=== Task to complete ===
Read the lines below. Copy out any that hold the string "visible".

Figure dataset records
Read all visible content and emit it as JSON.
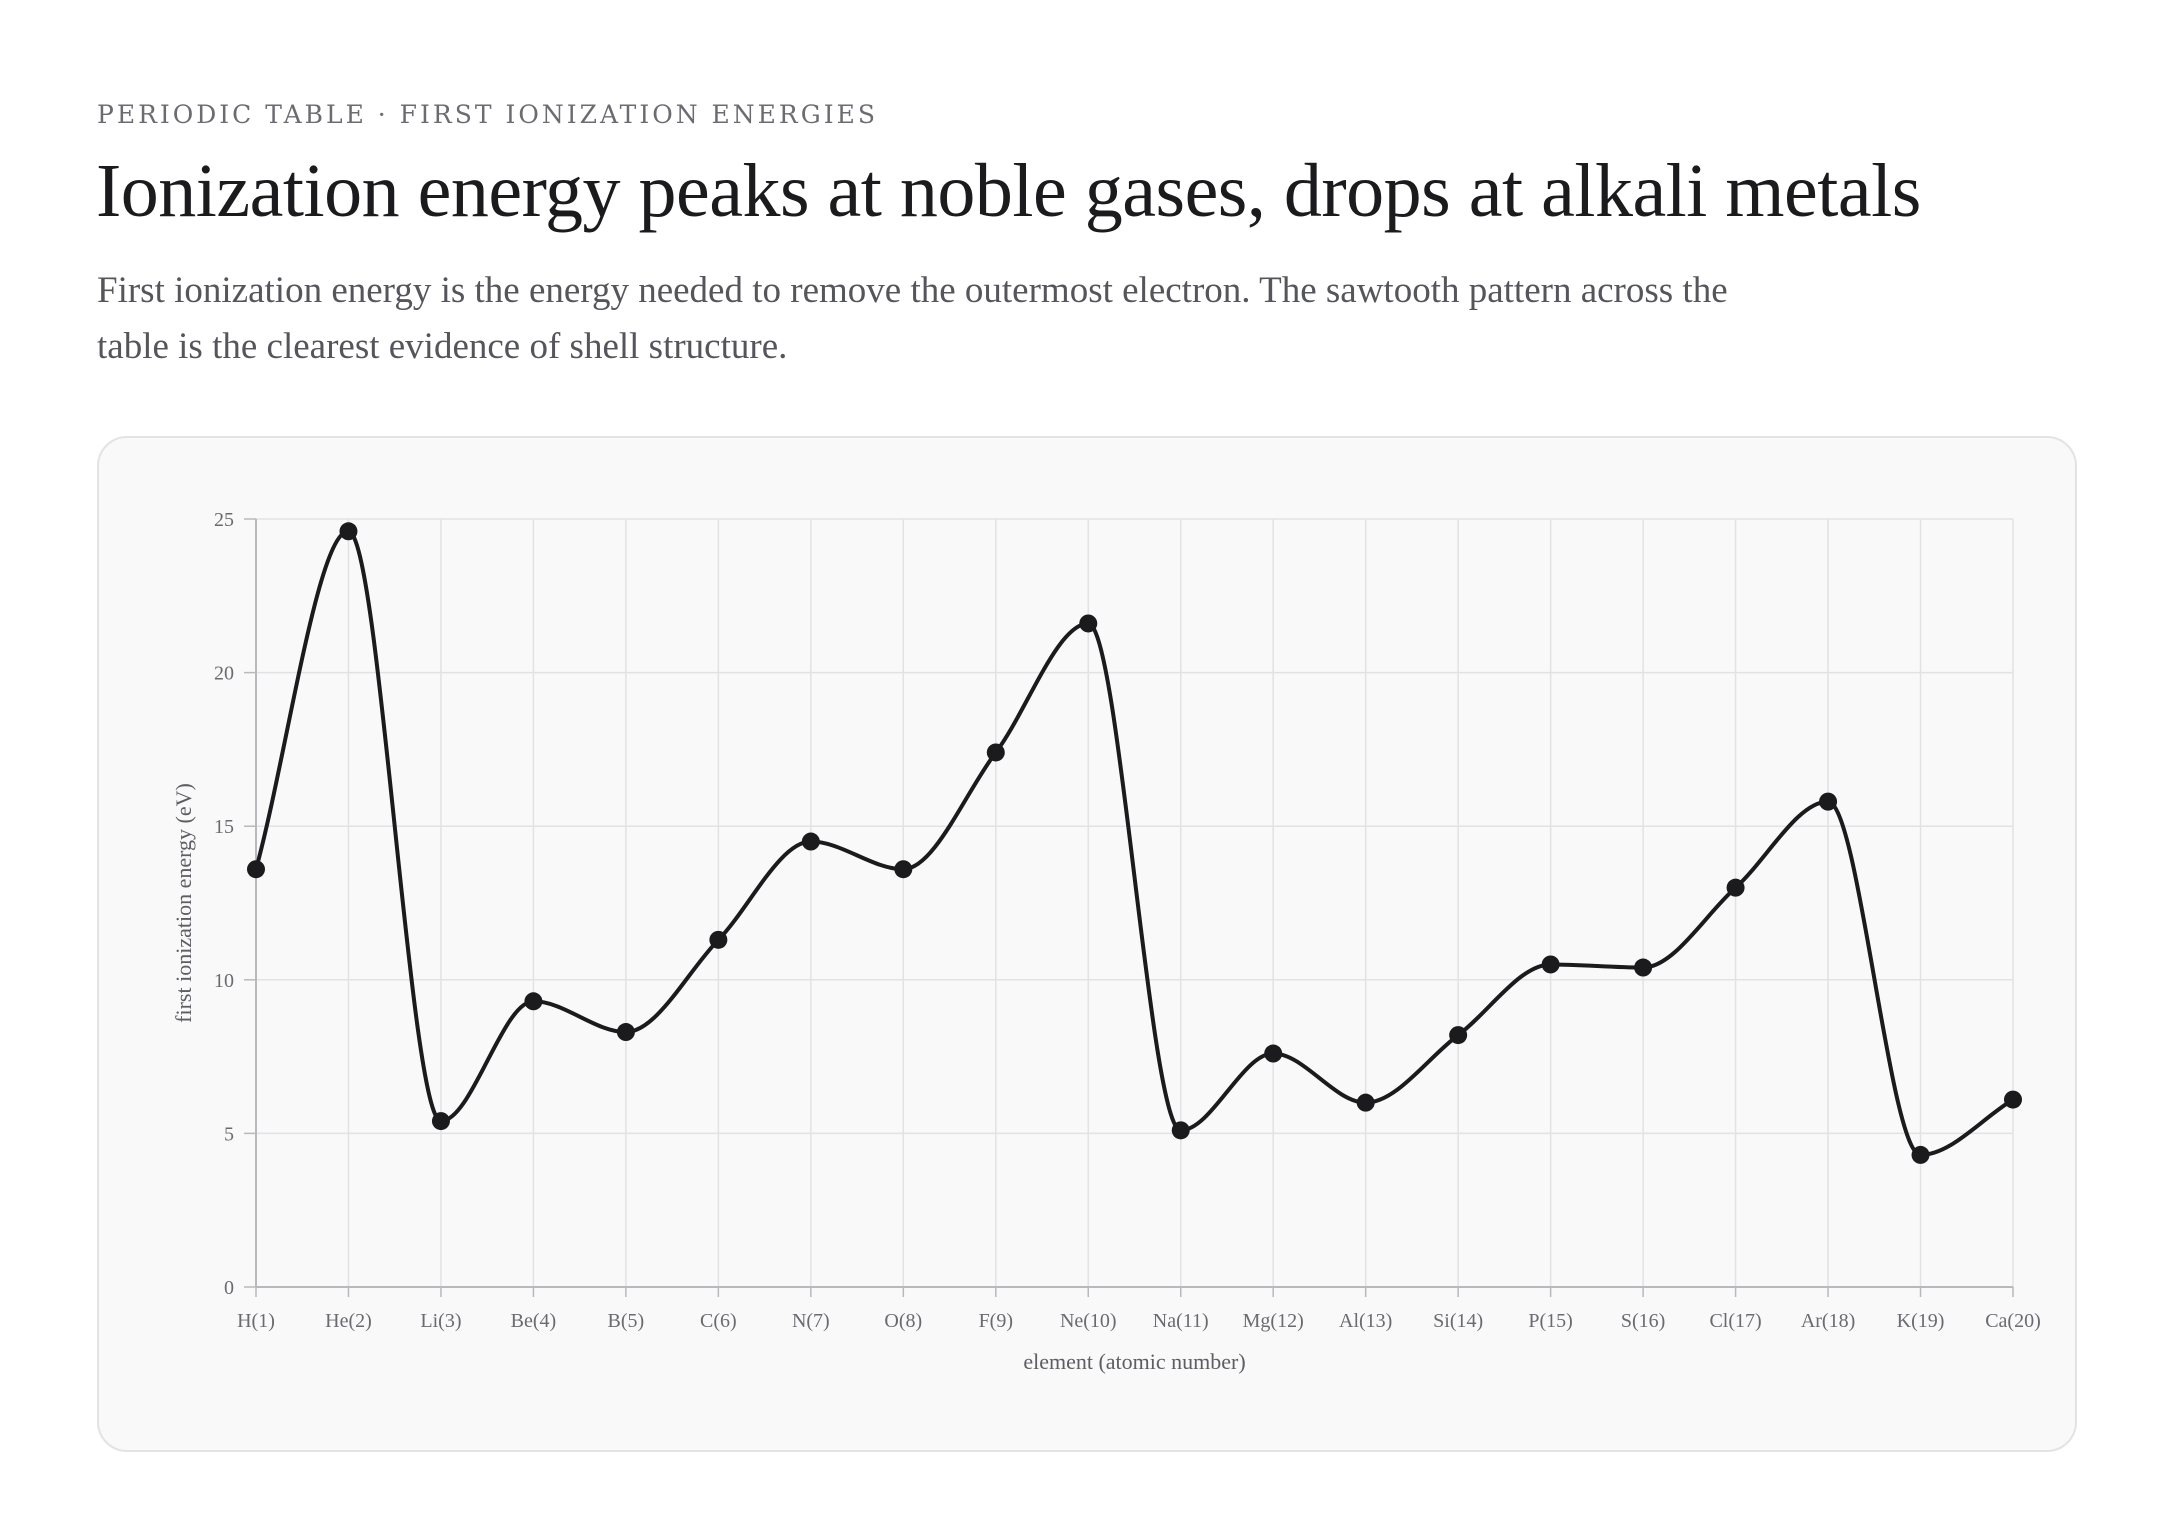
{
  "header": {
    "eyebrow": "PERIODIC TABLE · FIRST IONIZATION ENERGIES",
    "title": "Ionization energy peaks at noble gases, drops at alkali metals",
    "subtitle": "First ionization energy is the energy needed to remove the outermost electron. The sawtooth pattern across the table is the clearest evidence of shell structure."
  },
  "chart_data": {
    "type": "line",
    "categories": [
      "H(1)",
      "He(2)",
      "Li(3)",
      "Be(4)",
      "B(5)",
      "C(6)",
      "N(7)",
      "O(8)",
      "F(9)",
      "Ne(10)",
      "Na(11)",
      "Mg(12)",
      "Al(13)",
      "Si(14)",
      "P(15)",
      "S(16)",
      "Cl(17)",
      "Ar(18)",
      "K(19)",
      "Ca(20)"
    ],
    "values": [
      13.6,
      24.6,
      5.4,
      9.3,
      8.3,
      11.3,
      14.5,
      13.6,
      17.4,
      21.6,
      5.1,
      7.6,
      6.0,
      8.2,
      10.5,
      10.4,
      13.0,
      15.8,
      4.3,
      6.1
    ],
    "xlabel": "element (atomic number)",
    "ylabel": "first ionization energy (eV)",
    "ylim": [
      0,
      25
    ],
    "yticks": [
      0,
      5,
      10,
      15,
      20,
      25
    ],
    "grid": true,
    "smooth": true,
    "colors": {
      "line": "#1b1b1e",
      "marker": "#1b1b1e",
      "grid": "#e2e2e4",
      "axis": "#b9b9bd"
    }
  }
}
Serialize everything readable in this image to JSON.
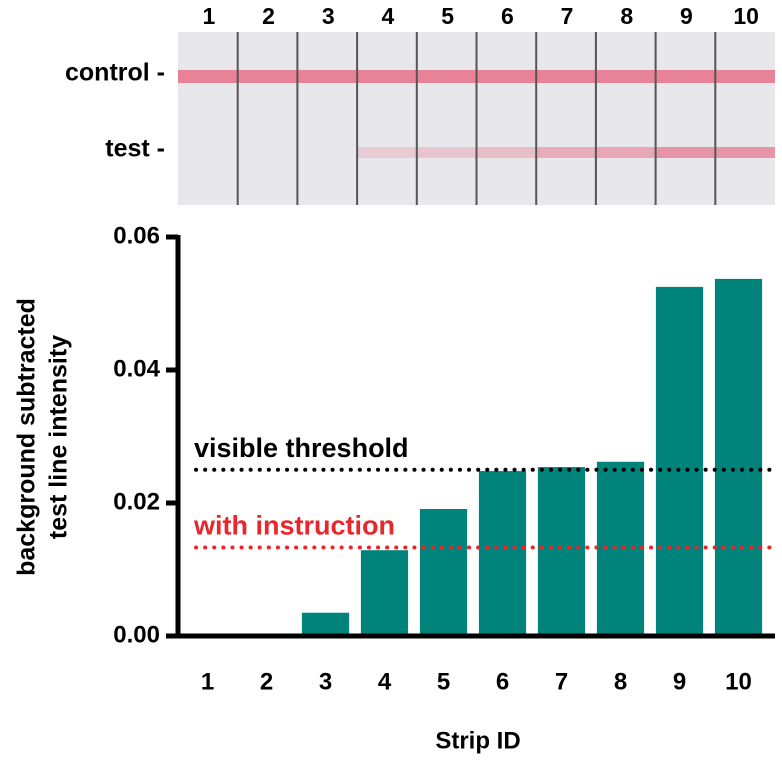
{
  "strip_image": {
    "strip_labels": [
      "1",
      "2",
      "3",
      "4",
      "5",
      "6",
      "7",
      "8",
      "9",
      "10"
    ],
    "line_labels": [
      "control -",
      "test -"
    ]
  },
  "chart_data": {
    "type": "bar",
    "ylabel": [
      "background subtracted",
      "test line intensity"
    ],
    "xlabel": "Strip ID",
    "categories": [
      "1",
      "2",
      "3",
      "4",
      "5",
      "6",
      "7",
      "8",
      "9",
      "10"
    ],
    "values": [
      0,
      0,
      0.0035,
      0.0129,
      0.0191,
      0.0248,
      0.0254,
      0.0262,
      0.0525,
      0.0537
    ],
    "color": "#00837a",
    "ylim": [
      0,
      0.06
    ],
    "yticks": [
      {
        "value": 0,
        "label": "0.00"
      },
      0.02,
      0.04,
      0.06
    ],
    "reference_lines": [
      {
        "name": "visible threshold",
        "value": 0.025,
        "color": "#000000"
      },
      {
        "name": "with instruction",
        "value": 0.0133,
        "color": "#e8262b"
      }
    ]
  }
}
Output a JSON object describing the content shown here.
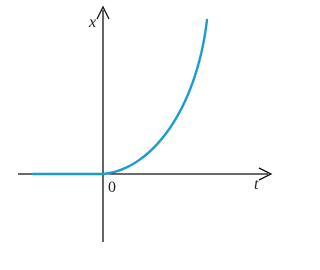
{
  "axes": {
    "y_label": "x",
    "x_label": "t",
    "origin_label": "0"
  }
}
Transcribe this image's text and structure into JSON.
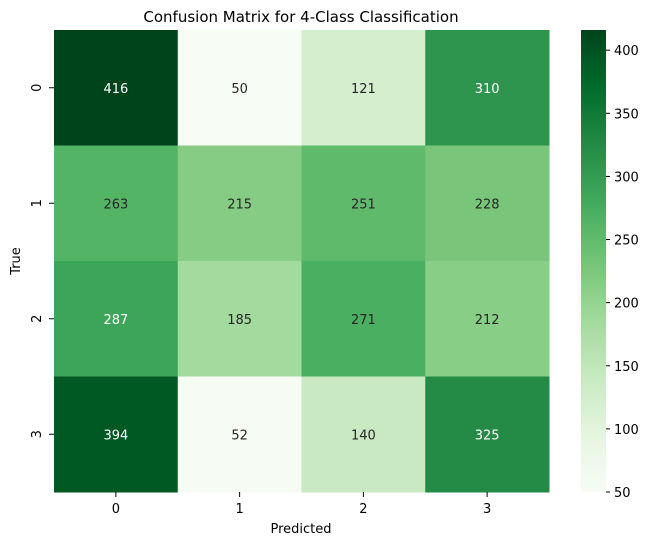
{
  "chart_data": {
    "type": "heatmap",
    "title": "Confusion Matrix for 4-Class Classification",
    "xlabel": "Predicted",
    "ylabel": "True",
    "x_categories": [
      "0",
      "1",
      "2",
      "3"
    ],
    "y_categories": [
      "0",
      "1",
      "2",
      "3"
    ],
    "values": [
      [
        416,
        50,
        121,
        310
      ],
      [
        263,
        215,
        251,
        228
      ],
      [
        287,
        185,
        271,
        212
      ],
      [
        394,
        52,
        140,
        325
      ]
    ],
    "colormap": "Greens",
    "vmin": 50,
    "vmax": 416,
    "colorbar_ticks": [
      50,
      100,
      150,
      200,
      250,
      300,
      350,
      400
    ]
  }
}
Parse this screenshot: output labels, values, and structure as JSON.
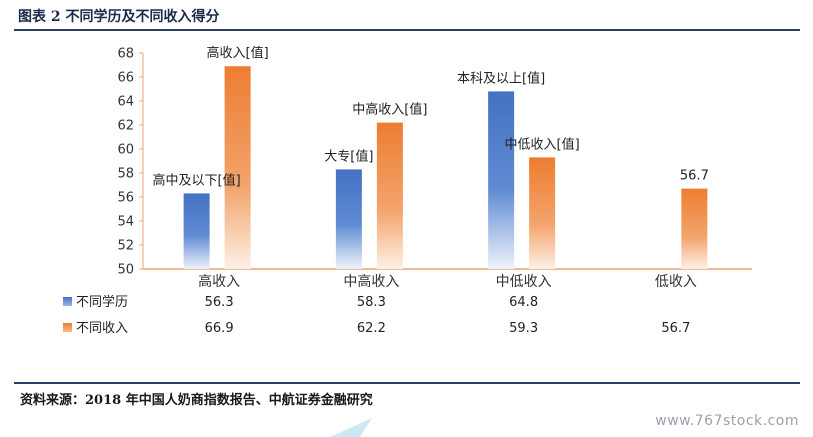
{
  "header": {
    "title": "图表 2 不同学历及不同收入得分"
  },
  "footer": {
    "source": "资料来源：2018 年中国人奶商指数报告、中航证券金融研究",
    "watermark": "www.767stock.com"
  },
  "chart_data": {
    "type": "bar",
    "categories": [
      "高收入",
      "中高收入",
      "中低收入",
      "低收入"
    ],
    "ylim": [
      50,
      68
    ],
    "yticks": [
      50,
      52,
      54,
      56,
      58,
      60,
      62,
      64,
      66,
      68
    ],
    "grid": false,
    "legend_placement": "table-below",
    "colors": {
      "不同学历": "#4472c4",
      "不同收入": "#ed7d31"
    },
    "series": [
      {
        "name": "不同学历",
        "values": [
          56.3,
          58.3,
          64.8,
          null
        ],
        "labels": [
          "高中及以下[值]",
          "大专[值]",
          "本科及以上[值]",
          ""
        ],
        "table": [
          "56.3",
          "58.3",
          "64.8",
          ""
        ]
      },
      {
        "name": "不同收入",
        "values": [
          66.9,
          62.2,
          59.3,
          56.7
        ],
        "labels": [
          "高收入[值]",
          "中高收入[值]",
          "中低收入[值]",
          "56.7"
        ],
        "table": [
          "66.9",
          "62.2",
          "59.3",
          "56.7"
        ]
      }
    ]
  }
}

=== Answer for this exercise ===
Read all visible content and emit it as JSON.
        "name": "visible threshold",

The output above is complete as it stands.